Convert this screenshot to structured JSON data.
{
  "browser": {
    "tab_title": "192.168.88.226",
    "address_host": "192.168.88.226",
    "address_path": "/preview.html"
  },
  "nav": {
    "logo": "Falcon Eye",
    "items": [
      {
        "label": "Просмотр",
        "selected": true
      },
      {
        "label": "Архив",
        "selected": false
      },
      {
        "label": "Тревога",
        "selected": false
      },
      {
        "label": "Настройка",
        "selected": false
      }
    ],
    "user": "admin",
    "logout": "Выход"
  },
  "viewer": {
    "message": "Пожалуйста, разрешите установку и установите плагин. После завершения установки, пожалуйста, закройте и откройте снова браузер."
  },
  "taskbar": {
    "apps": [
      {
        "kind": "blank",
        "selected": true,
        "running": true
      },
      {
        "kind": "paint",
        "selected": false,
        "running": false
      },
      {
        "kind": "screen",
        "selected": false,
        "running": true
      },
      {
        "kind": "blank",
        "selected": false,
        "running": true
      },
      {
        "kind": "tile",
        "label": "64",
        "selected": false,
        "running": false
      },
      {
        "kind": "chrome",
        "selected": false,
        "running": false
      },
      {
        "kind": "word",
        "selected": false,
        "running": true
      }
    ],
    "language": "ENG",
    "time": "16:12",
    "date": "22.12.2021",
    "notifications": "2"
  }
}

################

▶ **Directions for this task**:
Please return the data above exactly as given.

▶ **Final result**:
Convert this screenshot to structured JSON data.
{
  "browser": {
    "tab_title": "192.168.88.226",
    "address_host": "192.168.88.226",
    "address_path": "/preview.html"
  },
  "nav": {
    "logo": "Falcon Eye",
    "items": [
      {
        "label": "Просмотр",
        "selected": true
      },
      {
        "label": "Архив",
        "selected": false
      },
      {
        "label": "Тревога",
        "selected": false
      },
      {
        "label": "Настройка",
        "selected": false
      }
    ],
    "user": "admin",
    "logout": "Выход"
  },
  "viewer": {
    "message": "Пожалуйста, разрешите установку и установите плагин. После завершения установки, пожалуйста, закройте и откройте снова браузер."
  },
  "taskbar": {
    "apps": [
      {
        "kind": "blank",
        "selected": true,
        "running": true
      },
      {
        "kind": "paint",
        "selected": false,
        "running": false
      },
      {
        "kind": "screen",
        "selected": false,
        "running": true
      },
      {
        "kind": "blank",
        "selected": false,
        "running": true
      },
      {
        "kind": "tile",
        "label": "64",
        "selected": false,
        "running": false
      },
      {
        "kind": "chrome",
        "selected": false,
        "running": false
      },
      {
        "kind": "word",
        "selected": false,
        "running": true
      }
    ],
    "language": "ENG",
    "time": "16:12",
    "date": "22.12.2021",
    "notifications": "2"
  }
}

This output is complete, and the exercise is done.